### EXERCISE
Go through the entries one line at a time, and gather every line that has the word "Edge".

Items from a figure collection

_ _ _ _

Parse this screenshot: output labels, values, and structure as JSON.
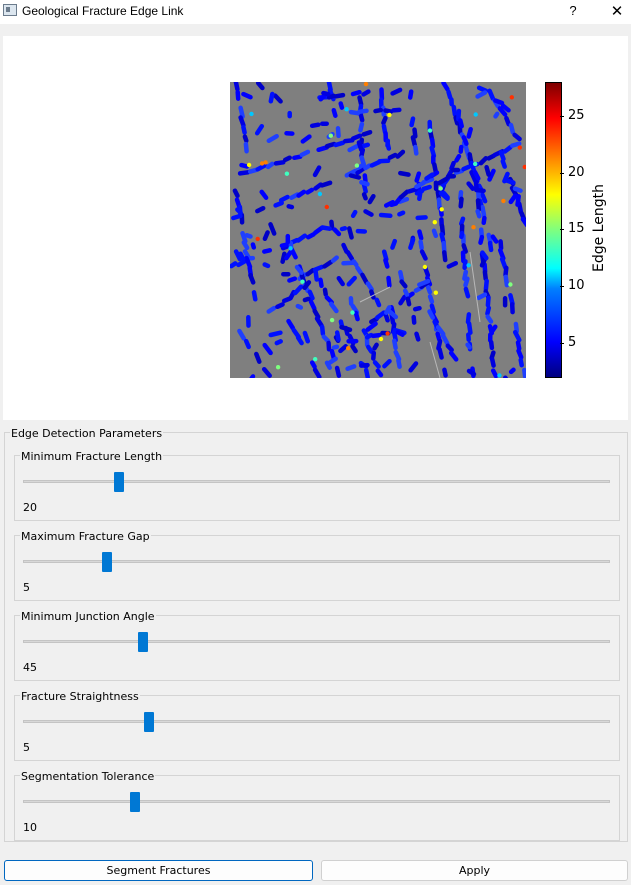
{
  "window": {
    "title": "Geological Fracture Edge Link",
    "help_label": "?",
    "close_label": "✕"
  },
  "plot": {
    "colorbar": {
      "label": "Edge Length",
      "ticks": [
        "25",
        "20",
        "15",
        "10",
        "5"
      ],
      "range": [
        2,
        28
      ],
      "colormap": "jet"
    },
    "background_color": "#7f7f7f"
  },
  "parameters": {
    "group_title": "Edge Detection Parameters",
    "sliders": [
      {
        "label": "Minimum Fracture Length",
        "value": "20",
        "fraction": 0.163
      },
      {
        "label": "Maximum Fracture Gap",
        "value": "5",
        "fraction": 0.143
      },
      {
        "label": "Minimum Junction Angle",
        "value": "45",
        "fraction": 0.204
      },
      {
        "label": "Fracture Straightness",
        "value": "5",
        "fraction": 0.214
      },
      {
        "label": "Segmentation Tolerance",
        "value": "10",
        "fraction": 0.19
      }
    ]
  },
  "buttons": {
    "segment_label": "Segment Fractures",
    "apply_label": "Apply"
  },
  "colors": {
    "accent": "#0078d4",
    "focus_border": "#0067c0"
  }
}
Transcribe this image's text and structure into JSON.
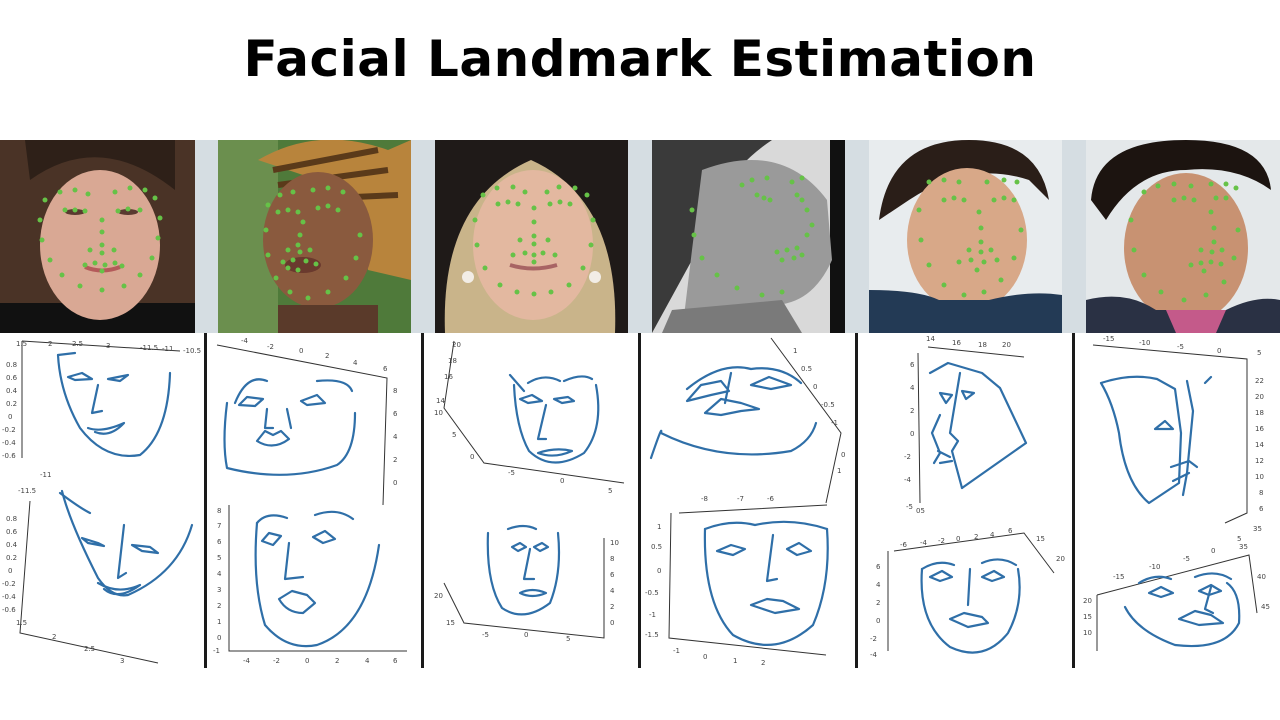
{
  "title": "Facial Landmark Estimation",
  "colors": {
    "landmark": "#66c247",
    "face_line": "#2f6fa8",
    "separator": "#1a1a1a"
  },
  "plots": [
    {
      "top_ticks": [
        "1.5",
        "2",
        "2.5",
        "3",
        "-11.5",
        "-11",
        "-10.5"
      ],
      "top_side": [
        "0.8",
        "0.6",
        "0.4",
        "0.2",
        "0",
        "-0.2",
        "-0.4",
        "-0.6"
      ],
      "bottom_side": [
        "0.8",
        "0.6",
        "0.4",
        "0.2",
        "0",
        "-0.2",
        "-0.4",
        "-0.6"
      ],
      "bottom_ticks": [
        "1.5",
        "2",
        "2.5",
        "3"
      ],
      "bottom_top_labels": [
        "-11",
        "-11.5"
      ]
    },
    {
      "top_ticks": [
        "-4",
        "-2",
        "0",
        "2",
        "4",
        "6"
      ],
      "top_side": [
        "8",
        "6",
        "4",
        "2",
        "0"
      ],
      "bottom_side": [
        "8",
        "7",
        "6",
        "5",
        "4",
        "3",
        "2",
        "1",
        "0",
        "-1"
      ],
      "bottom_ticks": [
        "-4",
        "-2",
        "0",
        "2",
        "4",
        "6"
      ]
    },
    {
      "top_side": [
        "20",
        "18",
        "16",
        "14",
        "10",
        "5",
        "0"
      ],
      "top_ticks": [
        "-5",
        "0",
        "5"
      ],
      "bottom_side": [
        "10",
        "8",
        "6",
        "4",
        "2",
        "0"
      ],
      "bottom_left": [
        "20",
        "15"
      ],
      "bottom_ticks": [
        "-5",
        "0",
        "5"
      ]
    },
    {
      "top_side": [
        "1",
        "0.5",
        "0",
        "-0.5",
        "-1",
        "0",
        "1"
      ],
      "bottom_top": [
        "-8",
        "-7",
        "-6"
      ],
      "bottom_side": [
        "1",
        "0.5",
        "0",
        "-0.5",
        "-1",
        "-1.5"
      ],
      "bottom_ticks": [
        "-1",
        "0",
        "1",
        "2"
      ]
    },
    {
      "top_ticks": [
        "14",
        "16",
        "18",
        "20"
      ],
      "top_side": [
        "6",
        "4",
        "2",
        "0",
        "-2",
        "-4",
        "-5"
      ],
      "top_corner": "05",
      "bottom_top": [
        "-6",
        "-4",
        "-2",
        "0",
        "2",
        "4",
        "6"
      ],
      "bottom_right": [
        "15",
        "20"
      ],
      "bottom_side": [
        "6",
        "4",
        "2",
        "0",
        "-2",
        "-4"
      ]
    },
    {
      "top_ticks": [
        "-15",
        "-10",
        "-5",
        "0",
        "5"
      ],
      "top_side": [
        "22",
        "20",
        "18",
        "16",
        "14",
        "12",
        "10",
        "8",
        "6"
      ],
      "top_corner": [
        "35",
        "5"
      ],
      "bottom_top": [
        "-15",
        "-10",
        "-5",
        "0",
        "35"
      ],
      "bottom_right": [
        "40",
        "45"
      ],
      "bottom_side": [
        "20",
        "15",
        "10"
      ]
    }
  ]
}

_ _ _ _

### PROBLEM SOLUTION
    "title": "Geological Fracture Edge Link",
      "label": "Edge Length",
    "group_title": "Edge Detection Parameters",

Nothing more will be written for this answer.